- _Stated exercise_
Show each line of the data below that has the string "color" in it.

- _Information shown_
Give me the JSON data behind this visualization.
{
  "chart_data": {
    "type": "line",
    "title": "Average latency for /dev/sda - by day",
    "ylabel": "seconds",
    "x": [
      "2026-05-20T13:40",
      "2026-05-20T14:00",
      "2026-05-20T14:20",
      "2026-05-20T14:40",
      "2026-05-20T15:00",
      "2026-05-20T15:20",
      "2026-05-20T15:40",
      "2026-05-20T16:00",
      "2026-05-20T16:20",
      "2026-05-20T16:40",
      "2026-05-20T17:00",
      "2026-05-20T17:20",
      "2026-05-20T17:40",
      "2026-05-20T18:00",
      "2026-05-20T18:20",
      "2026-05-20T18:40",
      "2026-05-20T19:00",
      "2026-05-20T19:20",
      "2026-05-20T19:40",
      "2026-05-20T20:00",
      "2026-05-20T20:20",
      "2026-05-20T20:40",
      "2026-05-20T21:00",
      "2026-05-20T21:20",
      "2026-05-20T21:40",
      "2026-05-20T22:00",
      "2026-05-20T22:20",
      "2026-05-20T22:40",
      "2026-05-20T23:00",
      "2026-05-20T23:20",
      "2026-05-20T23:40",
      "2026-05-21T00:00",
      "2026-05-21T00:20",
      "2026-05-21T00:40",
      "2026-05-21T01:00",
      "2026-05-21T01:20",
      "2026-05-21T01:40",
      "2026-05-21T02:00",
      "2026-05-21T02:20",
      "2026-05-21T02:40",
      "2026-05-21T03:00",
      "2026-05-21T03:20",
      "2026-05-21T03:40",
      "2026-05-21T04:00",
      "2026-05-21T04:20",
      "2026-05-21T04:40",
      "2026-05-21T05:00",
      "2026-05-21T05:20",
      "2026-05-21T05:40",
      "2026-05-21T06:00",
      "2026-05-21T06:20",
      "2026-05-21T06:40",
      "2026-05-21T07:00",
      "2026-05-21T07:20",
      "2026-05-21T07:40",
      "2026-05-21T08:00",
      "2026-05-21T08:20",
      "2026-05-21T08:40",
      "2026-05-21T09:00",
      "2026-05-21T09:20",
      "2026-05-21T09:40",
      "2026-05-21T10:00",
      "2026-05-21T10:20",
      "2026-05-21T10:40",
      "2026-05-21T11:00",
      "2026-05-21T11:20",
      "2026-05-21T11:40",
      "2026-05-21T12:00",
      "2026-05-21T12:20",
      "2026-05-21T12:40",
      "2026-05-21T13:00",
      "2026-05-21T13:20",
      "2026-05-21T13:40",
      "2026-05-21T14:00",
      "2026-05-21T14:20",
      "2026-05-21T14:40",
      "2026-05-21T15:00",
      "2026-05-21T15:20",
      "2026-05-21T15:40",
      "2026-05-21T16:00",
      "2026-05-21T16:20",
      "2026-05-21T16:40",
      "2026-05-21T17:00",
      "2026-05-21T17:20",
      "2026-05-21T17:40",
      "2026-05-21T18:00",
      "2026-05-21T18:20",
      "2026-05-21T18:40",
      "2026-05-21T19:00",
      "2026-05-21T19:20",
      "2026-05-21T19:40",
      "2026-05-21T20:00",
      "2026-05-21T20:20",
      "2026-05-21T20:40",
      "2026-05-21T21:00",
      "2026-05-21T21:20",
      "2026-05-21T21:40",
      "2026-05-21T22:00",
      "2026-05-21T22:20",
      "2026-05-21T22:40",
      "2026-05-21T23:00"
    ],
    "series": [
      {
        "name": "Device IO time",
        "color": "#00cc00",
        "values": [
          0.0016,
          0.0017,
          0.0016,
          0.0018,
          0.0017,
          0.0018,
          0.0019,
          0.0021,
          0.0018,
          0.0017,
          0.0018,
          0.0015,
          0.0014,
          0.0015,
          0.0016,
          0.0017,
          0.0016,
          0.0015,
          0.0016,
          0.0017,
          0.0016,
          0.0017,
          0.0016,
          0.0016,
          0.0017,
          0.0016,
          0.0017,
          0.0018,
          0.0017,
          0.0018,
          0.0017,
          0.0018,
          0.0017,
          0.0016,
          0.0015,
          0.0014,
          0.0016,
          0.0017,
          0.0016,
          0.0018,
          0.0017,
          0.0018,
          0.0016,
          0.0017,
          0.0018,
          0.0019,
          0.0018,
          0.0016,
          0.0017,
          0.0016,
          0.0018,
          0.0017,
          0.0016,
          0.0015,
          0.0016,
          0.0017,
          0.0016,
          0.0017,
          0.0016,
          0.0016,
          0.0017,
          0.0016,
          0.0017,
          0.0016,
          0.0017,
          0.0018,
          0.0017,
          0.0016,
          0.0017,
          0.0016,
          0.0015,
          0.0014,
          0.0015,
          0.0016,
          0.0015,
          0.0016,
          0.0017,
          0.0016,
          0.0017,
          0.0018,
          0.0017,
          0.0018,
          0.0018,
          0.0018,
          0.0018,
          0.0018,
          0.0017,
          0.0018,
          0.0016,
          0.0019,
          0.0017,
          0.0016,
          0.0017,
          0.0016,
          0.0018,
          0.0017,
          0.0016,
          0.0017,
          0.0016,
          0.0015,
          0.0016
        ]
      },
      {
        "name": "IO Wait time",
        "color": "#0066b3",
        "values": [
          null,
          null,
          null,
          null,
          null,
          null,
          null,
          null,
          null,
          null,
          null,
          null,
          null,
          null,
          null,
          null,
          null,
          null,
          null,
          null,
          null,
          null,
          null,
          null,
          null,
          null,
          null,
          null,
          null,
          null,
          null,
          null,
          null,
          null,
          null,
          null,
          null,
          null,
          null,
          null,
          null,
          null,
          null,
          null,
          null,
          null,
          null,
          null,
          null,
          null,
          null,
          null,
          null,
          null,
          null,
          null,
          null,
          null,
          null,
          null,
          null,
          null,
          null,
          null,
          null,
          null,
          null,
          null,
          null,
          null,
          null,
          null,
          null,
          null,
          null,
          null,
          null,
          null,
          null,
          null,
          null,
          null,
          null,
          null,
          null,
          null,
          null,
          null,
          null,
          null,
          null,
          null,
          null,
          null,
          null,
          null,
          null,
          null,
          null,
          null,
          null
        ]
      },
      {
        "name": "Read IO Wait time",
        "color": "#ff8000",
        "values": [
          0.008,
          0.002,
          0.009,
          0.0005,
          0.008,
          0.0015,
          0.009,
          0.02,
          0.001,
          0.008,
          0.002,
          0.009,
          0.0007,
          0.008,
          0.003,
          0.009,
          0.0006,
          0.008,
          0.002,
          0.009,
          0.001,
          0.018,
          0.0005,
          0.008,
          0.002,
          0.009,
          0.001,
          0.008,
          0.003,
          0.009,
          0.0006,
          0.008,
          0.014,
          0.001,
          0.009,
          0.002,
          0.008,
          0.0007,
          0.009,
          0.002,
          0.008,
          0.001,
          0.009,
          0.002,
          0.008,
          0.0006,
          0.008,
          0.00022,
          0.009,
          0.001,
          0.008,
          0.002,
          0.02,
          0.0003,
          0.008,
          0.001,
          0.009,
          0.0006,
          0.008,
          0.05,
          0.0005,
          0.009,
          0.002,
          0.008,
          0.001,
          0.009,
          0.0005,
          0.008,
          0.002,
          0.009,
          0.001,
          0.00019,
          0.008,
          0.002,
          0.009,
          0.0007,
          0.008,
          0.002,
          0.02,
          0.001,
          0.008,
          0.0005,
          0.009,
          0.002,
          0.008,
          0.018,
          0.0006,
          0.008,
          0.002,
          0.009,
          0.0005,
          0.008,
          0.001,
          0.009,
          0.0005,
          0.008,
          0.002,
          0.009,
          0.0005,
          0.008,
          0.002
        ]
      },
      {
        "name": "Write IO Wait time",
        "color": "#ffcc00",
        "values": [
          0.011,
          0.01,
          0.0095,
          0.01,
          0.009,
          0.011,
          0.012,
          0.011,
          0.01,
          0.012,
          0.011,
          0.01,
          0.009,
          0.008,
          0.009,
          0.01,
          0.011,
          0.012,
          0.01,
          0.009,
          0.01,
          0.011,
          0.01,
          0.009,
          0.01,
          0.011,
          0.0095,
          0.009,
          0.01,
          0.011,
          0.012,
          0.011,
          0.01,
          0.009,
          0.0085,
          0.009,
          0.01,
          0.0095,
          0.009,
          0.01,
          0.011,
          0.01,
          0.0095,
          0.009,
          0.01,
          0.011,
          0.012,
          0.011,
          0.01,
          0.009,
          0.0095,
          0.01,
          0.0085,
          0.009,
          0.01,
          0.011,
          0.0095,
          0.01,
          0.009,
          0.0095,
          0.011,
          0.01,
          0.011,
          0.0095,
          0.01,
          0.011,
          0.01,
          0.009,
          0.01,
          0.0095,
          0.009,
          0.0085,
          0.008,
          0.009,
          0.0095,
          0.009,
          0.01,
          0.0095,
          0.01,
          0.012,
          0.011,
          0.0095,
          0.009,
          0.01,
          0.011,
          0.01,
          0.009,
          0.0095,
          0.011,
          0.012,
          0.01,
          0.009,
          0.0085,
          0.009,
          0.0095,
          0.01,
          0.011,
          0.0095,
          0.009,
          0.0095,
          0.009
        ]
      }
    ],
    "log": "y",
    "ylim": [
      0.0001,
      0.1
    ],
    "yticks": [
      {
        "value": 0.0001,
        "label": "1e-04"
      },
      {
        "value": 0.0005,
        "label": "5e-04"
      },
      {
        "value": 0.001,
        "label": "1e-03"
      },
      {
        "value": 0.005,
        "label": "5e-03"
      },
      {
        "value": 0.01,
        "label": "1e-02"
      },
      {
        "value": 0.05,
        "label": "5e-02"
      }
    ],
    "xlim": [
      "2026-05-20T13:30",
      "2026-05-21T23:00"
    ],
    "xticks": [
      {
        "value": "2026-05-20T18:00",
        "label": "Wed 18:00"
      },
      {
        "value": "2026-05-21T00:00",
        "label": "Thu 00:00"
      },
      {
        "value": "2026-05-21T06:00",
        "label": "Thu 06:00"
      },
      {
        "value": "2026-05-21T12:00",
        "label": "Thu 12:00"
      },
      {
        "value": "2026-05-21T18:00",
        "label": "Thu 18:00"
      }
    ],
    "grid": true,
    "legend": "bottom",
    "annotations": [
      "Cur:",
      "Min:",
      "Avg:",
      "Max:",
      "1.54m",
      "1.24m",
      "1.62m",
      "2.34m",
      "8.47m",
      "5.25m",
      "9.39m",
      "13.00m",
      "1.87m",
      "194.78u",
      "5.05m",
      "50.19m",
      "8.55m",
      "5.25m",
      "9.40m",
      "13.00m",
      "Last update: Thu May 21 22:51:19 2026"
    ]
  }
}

- _Solution for this task_
        "color": "#00cc00",
        "color": "#0066b3",
        "color": "#ff8000",
        "color": "#ffcc00",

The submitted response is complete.